WHAT TO DO
Reproduce the listing below word for word, starting with the line that contains "Patent image size: (981, 569)." and going on through the line that contains "The base plate 43 is at (197, 213).", both lines included.
[Begin DATA FOR THE TASK]
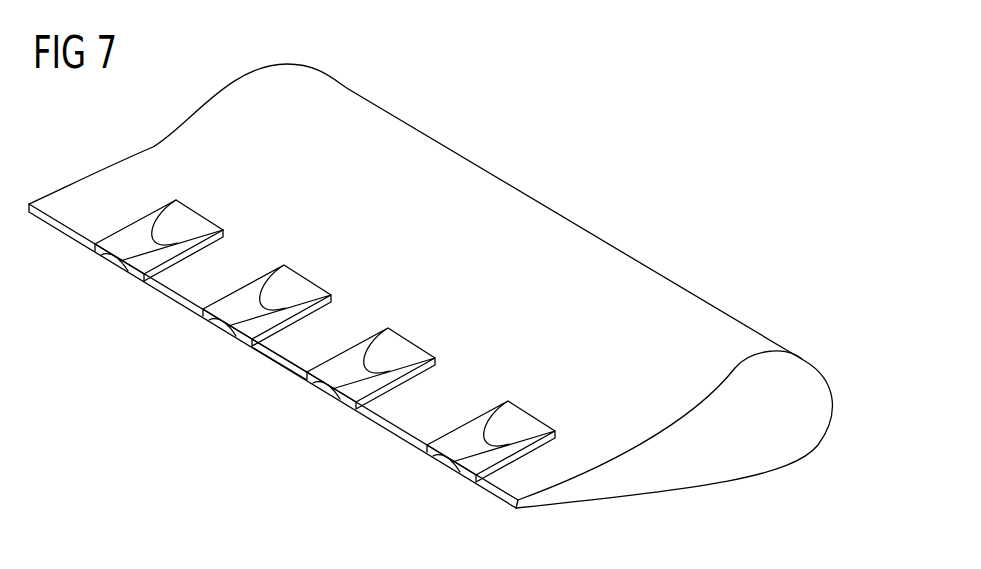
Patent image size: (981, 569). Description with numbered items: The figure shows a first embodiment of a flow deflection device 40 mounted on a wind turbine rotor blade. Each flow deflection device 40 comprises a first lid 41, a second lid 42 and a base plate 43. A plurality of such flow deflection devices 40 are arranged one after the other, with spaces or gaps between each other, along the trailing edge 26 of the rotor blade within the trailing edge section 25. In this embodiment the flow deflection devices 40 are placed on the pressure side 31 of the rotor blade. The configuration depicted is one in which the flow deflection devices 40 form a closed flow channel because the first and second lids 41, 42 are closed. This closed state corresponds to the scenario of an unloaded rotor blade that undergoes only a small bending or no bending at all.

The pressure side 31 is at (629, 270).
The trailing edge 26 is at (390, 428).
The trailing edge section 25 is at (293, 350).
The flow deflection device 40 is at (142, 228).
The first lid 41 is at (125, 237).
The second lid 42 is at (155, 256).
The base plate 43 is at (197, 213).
[End DATA FOR THE TASK]
[Begin DATA FOR THE TASK]
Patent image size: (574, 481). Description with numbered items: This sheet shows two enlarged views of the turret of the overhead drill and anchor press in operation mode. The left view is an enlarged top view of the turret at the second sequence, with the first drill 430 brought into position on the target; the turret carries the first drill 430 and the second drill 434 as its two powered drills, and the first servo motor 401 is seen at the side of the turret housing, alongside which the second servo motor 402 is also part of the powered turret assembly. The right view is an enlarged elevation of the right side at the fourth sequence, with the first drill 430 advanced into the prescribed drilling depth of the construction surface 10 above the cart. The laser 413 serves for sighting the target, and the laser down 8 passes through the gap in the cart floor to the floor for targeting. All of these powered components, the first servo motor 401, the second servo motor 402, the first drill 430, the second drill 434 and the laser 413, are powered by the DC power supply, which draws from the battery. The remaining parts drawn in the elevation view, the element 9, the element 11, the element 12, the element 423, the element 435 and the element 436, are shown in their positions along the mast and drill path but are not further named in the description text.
[End DATA FOR THE TASK]
[Begin DATA FOR THE TASK]
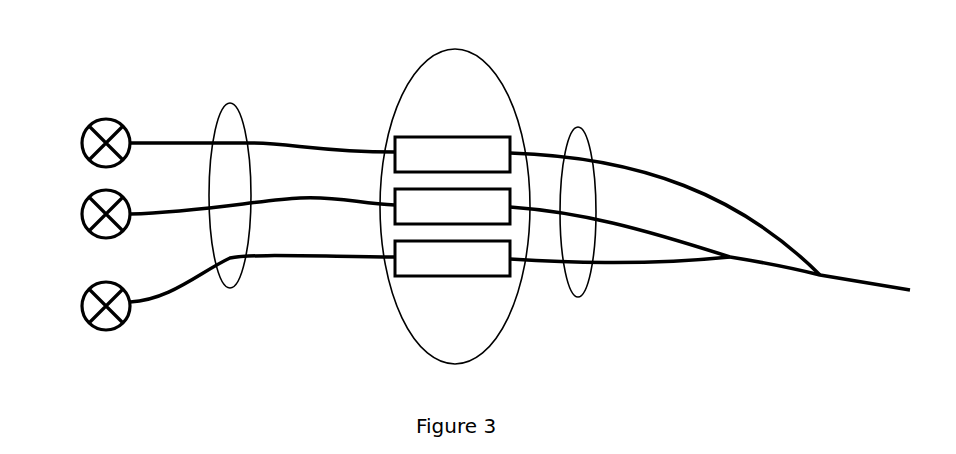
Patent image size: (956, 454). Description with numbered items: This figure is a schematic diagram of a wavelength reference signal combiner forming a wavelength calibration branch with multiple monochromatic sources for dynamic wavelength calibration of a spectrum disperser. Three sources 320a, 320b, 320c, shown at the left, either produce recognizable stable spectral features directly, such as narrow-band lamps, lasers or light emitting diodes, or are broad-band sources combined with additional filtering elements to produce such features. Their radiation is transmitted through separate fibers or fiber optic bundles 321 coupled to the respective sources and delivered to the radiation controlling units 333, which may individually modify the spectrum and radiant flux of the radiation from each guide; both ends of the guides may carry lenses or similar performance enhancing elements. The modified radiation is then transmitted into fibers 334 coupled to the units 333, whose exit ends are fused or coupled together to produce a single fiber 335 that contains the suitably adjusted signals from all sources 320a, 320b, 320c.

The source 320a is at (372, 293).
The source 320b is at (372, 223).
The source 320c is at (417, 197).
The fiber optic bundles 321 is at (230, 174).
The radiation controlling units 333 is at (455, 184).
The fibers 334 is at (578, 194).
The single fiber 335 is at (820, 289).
[End DATA FOR THE TASK]
TASK SOLUTION
Patent image size: (981, 569). Description with numbered items: The figure shows a first embodiment of a flow deflection device 40 mounted on a wind turbine rotor blade. Each flow deflection device 40 comprises a first lid 41, a second lid 42 and a base plate 43. A plurality of such flow deflection devices 40 are arranged one after the other, with spaces or gaps between each other, along the trailing edge 26 of the rotor blade within the trailing edge section 25. In this embodiment the flow deflection devices 40 are placed on the pressure side 31 of the rotor blade. The configuration depicted is one in which the flow deflection devices 40 form a closed flow channel because the first and second lids 41, 42 are closed. This closed state corresponds to the scenario of an unloaded rotor blade that undergoes only a small bending or no bending at all.

The pressure side 31 is at (629, 270).
The trailing edge 26 is at (390, 428).
The trailing edge section 25 is at (293, 350).
The flow deflection device 40 is at (142, 228).
The first lid 41 is at (125, 237).
The second lid 42 is at (155, 256).
The base plate 43 is at (197, 213).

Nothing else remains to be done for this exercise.